■ **Problem to work on**: Transcribe the records below in full; pictures stay out of the copy.

■ **Information supplied**:
▼
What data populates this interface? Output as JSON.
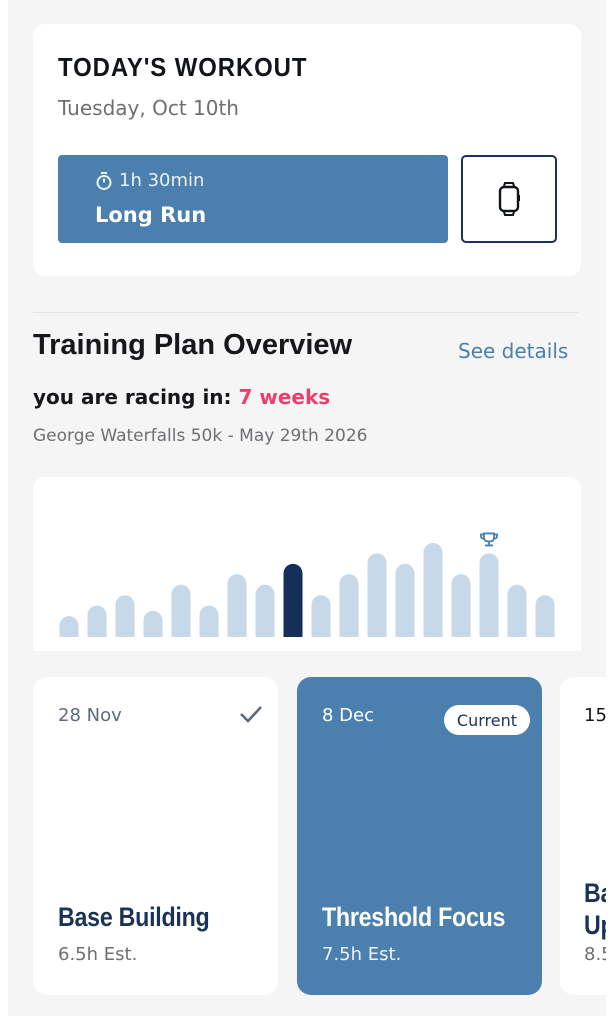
{
  "workout": {
    "title": "TODAY'S WORKOUT",
    "date": "Tuesday, Oct 10th",
    "duration": "1h 30min",
    "name": "Long Run"
  },
  "plan": {
    "title": "Training Plan Overview",
    "see_details": "See details",
    "racing_label": "you are racing in:",
    "racing_weeks": "7 weeks",
    "race_name": "George Waterfalls 50k - May 29th 2026"
  },
  "chart_data": {
    "type": "bar",
    "values": [
      2,
      3,
      4,
      2.5,
      5,
      3,
      6,
      5,
      7,
      4,
      6,
      8,
      7,
      9,
      6,
      8,
      5,
      4
    ],
    "current_index": 8,
    "race_index": 15,
    "colors": {
      "default": "#c7d9e9",
      "current": "#14305a",
      "trophy": "#4a7fae"
    }
  },
  "weeks": [
    {
      "date": "28 Nov",
      "name": "Base Building",
      "est": "6.5h Est.",
      "completed": true
    },
    {
      "date": "8 Dec",
      "badge": "Current",
      "name": "Threshold Focus",
      "est": "7.5h Est."
    },
    {
      "date": "15",
      "name": "Ba Up",
      "est": "8.5"
    }
  ],
  "colors": {
    "accent": "#4a7fae",
    "navy": "#1a3358",
    "highlight": "#ec3f6e",
    "background": "#f5f5f6"
  },
  "icons": [
    "stopwatch-icon",
    "smartwatch-icon",
    "checkmark-icon",
    "trophy-icon"
  ]
}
▲
■ **Output below**:
What data populates this interface? Output as JSON.
{
  "workout": {
    "title": "TODAY'S WORKOUT",
    "date": "Tuesday, Oct 10th",
    "duration": "1h 30min",
    "name": "Long Run"
  },
  "plan": {
    "title": "Training Plan Overview",
    "see_details": "See details",
    "racing_label": "you are racing in:",
    "racing_weeks": "7 weeks",
    "race_name": "George Waterfalls 50k - May 29th 2026"
  },
  "chart_data": {
    "type": "bar",
    "values": [
      2,
      3,
      4,
      2.5,
      5,
      3,
      6,
      5,
      7,
      4,
      6,
      8,
      7,
      9,
      6,
      8,
      5,
      4
    ],
    "current_index": 8,
    "race_index": 15,
    "colors": {
      "default": "#c7d9e9",
      "current": "#14305a",
      "trophy": "#4a7fae"
    }
  },
  "weeks": [
    {
      "date": "28 Nov",
      "name": "Base Building",
      "est": "6.5h Est.",
      "completed": true
    },
    {
      "date": "8 Dec",
      "badge": "Current",
      "name": "Threshold Focus",
      "est": "7.5h Est."
    },
    {
      "date": "15",
      "name": "Ba Up",
      "est": "8.5"
    }
  ],
  "colors": {
    "accent": "#4a7fae",
    "navy": "#1a3358",
    "highlight": "#ec3f6e",
    "background": "#f5f5f6"
  },
  "icons": [
    "stopwatch-icon",
    "smartwatch-icon",
    "checkmark-icon",
    "trophy-icon"
  ]
}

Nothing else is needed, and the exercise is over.